§ **Problem to work on**
Gather all lines with "있습니다" from the records.

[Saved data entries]
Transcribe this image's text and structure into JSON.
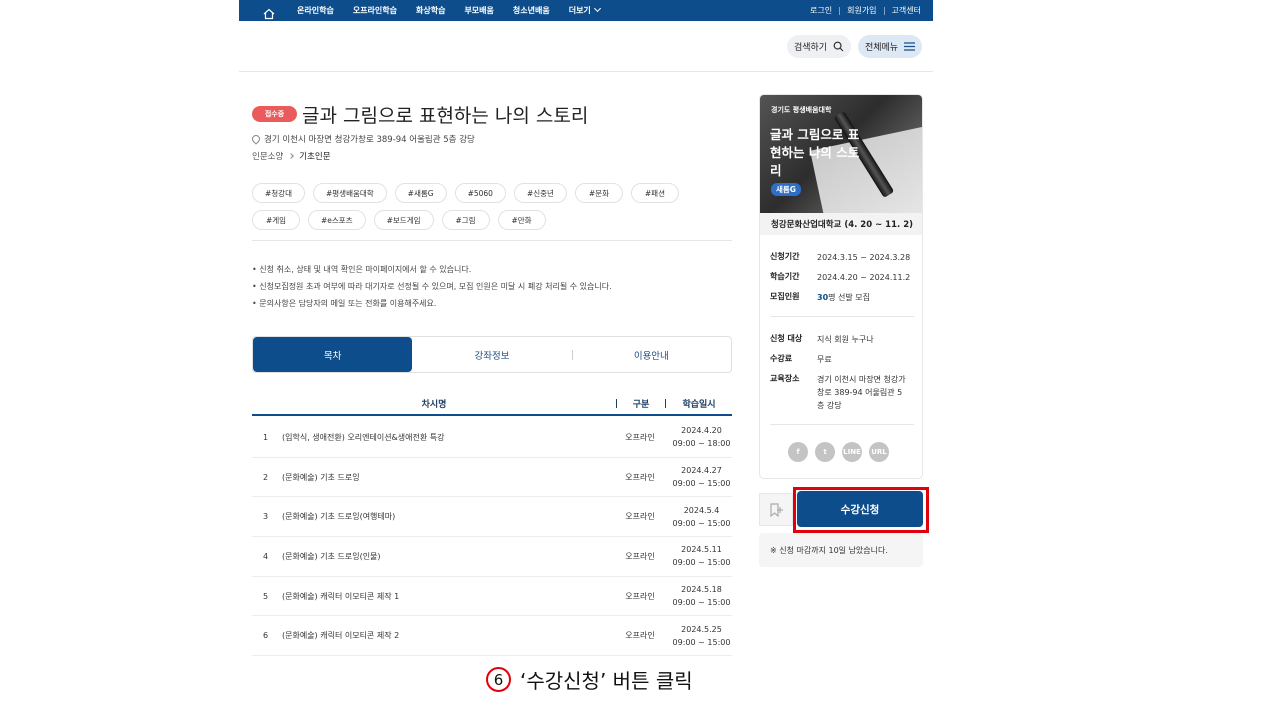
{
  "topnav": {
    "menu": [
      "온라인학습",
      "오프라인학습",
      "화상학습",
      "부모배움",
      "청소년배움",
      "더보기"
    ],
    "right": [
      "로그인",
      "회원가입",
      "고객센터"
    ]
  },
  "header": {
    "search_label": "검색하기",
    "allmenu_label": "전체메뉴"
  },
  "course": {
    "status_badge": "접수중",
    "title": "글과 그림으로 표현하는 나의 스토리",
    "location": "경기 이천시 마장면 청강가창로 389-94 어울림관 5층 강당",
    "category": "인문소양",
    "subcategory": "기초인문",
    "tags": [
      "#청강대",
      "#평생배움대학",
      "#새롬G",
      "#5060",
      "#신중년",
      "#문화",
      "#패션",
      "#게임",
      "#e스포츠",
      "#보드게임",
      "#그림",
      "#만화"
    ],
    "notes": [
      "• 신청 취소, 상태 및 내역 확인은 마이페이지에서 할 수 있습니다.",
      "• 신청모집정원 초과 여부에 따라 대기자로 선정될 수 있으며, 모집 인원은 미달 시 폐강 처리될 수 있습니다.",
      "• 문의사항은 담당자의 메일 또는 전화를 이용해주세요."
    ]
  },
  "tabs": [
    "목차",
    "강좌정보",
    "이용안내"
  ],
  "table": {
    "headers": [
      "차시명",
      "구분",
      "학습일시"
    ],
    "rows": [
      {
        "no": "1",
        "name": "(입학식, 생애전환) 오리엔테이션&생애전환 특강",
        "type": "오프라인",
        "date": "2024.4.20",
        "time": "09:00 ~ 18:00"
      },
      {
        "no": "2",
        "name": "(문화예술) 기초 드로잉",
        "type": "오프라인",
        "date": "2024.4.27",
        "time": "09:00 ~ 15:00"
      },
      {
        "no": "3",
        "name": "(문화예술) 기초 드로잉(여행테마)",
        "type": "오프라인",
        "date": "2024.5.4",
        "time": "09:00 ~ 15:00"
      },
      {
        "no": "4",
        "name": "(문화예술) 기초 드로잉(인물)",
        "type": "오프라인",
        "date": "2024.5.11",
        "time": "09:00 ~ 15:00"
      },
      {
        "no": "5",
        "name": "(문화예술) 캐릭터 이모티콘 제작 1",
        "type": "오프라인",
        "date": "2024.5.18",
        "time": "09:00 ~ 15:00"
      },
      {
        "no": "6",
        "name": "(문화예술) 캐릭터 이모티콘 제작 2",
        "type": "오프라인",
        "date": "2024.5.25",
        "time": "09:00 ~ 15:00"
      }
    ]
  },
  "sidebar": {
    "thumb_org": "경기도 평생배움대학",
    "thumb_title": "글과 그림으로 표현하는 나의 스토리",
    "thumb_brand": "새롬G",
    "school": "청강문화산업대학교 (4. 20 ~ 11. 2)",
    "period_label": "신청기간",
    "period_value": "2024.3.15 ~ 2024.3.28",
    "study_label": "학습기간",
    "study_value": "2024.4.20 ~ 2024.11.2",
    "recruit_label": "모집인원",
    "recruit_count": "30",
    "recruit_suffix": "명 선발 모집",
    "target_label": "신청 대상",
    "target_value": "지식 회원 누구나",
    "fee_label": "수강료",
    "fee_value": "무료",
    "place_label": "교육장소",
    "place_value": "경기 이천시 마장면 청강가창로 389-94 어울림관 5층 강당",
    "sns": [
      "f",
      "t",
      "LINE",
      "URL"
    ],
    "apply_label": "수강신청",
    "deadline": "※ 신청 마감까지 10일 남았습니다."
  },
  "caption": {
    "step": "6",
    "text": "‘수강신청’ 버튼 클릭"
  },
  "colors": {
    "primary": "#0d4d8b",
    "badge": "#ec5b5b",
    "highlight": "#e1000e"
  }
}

==

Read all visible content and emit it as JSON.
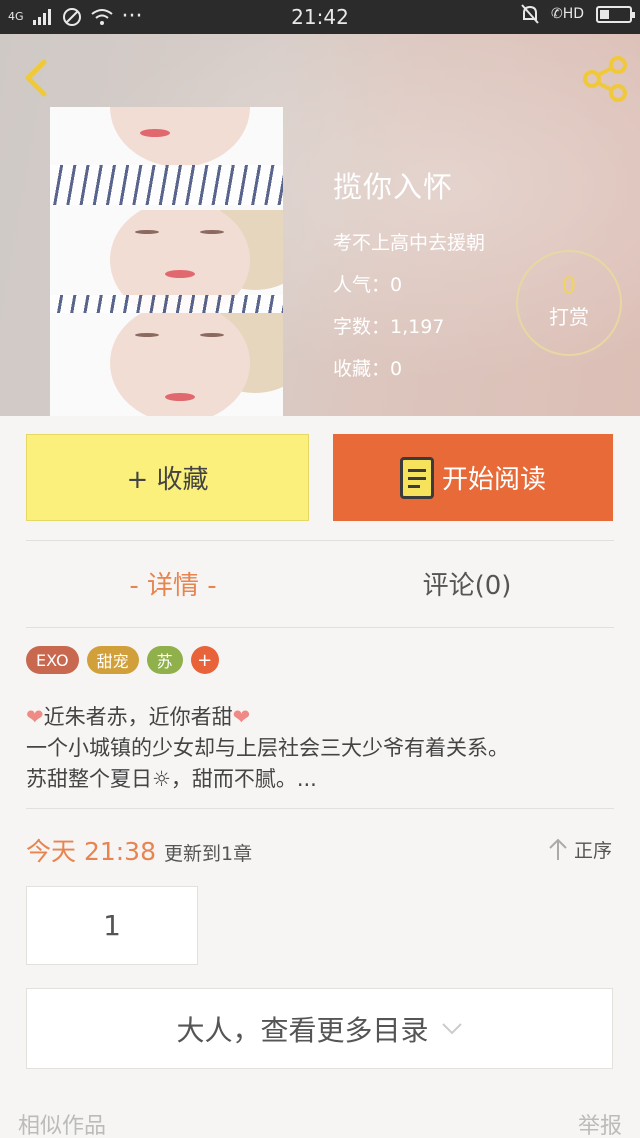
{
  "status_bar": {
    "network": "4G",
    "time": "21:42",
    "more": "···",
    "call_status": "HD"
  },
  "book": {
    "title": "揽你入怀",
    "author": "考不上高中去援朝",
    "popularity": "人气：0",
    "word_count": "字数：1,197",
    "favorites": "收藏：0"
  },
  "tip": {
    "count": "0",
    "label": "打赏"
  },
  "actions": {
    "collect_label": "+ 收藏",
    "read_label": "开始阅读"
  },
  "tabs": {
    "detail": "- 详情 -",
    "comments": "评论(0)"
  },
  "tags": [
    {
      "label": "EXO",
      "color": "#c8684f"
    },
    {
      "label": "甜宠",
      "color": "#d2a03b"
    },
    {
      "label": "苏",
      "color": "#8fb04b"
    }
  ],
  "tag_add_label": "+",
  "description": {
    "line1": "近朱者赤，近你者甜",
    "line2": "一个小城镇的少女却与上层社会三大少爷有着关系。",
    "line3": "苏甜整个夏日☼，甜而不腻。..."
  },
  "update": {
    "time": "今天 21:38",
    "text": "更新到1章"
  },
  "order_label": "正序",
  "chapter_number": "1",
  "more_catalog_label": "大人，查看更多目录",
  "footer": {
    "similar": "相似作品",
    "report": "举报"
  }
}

§ **Correct answer**
      "• 신청 취소, 상태 및 내역 확인은 마이페이지에서 할 수 있습니다.",
      "• 신청모집정원 초과 여부에 따라 대기자로 선정될 수 있으며, 모집 인원은 미달 시 폐강 처리될 수 있습니다.",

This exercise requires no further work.